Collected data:
────────
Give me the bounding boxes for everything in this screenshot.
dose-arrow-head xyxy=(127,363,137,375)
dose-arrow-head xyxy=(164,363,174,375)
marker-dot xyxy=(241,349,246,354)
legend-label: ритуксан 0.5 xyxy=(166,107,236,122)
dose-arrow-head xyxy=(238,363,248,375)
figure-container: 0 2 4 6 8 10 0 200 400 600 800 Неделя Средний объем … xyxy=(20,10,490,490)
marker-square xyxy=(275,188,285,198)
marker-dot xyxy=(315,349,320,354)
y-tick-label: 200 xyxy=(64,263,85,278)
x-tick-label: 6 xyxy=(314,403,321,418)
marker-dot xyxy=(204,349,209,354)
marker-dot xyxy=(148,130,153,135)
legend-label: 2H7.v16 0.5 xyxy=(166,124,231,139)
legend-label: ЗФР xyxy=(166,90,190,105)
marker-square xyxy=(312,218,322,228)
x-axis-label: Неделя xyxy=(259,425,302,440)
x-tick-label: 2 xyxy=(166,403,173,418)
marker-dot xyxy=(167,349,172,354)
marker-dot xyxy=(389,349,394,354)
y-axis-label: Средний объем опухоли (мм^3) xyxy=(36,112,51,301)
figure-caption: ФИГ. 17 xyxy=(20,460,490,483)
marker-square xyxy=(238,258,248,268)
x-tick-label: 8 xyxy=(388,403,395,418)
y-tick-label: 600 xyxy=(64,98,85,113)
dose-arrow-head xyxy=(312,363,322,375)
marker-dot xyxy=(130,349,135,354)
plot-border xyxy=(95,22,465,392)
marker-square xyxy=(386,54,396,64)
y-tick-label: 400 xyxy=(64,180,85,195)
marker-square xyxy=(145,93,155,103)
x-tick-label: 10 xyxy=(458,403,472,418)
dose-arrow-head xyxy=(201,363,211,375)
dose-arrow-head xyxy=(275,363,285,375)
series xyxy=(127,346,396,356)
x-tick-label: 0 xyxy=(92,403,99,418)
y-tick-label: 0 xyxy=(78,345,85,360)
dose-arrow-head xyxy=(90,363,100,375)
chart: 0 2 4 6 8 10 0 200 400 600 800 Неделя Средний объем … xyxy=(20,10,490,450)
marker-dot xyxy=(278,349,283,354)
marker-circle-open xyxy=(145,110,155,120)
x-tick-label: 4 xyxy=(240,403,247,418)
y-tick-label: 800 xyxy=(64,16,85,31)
────────
Return every one of the lines above word for word.

Correct output
Give me the bounding boxes for everything in this screenshot.
dose-arrow-head xyxy=(127,363,137,375)
dose-arrow-head xyxy=(164,363,174,375)
marker-dot xyxy=(241,349,246,354)
legend-label: ритуксан 0.5 xyxy=(166,107,236,122)
dose-arrow-head xyxy=(238,363,248,375)
figure-container: 0 2 4 6 8 10 0 200 400 600 800 Неделя Средний объем … xyxy=(20,10,490,490)
marker-square xyxy=(275,188,285,198)
marker-dot xyxy=(315,349,320,354)
y-tick-label: 200 xyxy=(64,263,85,278)
x-tick-label: 6 xyxy=(314,403,321,418)
marker-dot xyxy=(204,349,209,354)
marker-dot xyxy=(148,130,153,135)
legend-label: 2H7.v16 0.5 xyxy=(166,124,231,139)
legend-label: ЗФР xyxy=(166,90,190,105)
marker-square xyxy=(312,218,322,228)
x-axis-label: Неделя xyxy=(259,425,302,440)
x-tick-label: 2 xyxy=(166,403,173,418)
marker-dot xyxy=(167,349,172,354)
marker-dot xyxy=(389,349,394,354)
y-axis-label: Средний объем опухоли (мм^3) xyxy=(36,112,51,301)
figure-caption: ФИГ. 17 xyxy=(20,460,490,483)
marker-square xyxy=(238,258,248,268)
x-tick-label: 8 xyxy=(388,403,395,418)
y-tick-label: 600 xyxy=(64,98,85,113)
dose-arrow-head xyxy=(312,363,322,375)
marker-dot xyxy=(130,349,135,354)
plot-border xyxy=(95,22,465,392)
marker-square xyxy=(386,54,396,64)
y-tick-label: 400 xyxy=(64,180,85,195)
marker-square xyxy=(145,93,155,103)
x-tick-label: 10 xyxy=(458,403,472,418)
dose-arrow-head xyxy=(201,363,211,375)
dose-arrow-head xyxy=(275,363,285,375)
series xyxy=(127,346,396,356)
x-tick-label: 0 xyxy=(92,403,99,418)
y-tick-label: 0 xyxy=(78,345,85,360)
dose-arrow-head xyxy=(90,363,100,375)
chart: 0 2 4 6 8 10 0 200 400 600 800 Неделя Средний объем … xyxy=(20,10,490,450)
marker-dot xyxy=(278,349,283,354)
marker-circle-open xyxy=(145,110,155,120)
x-tick-label: 4 xyxy=(240,403,247,418)
y-tick-label: 800 xyxy=(64,16,85,31)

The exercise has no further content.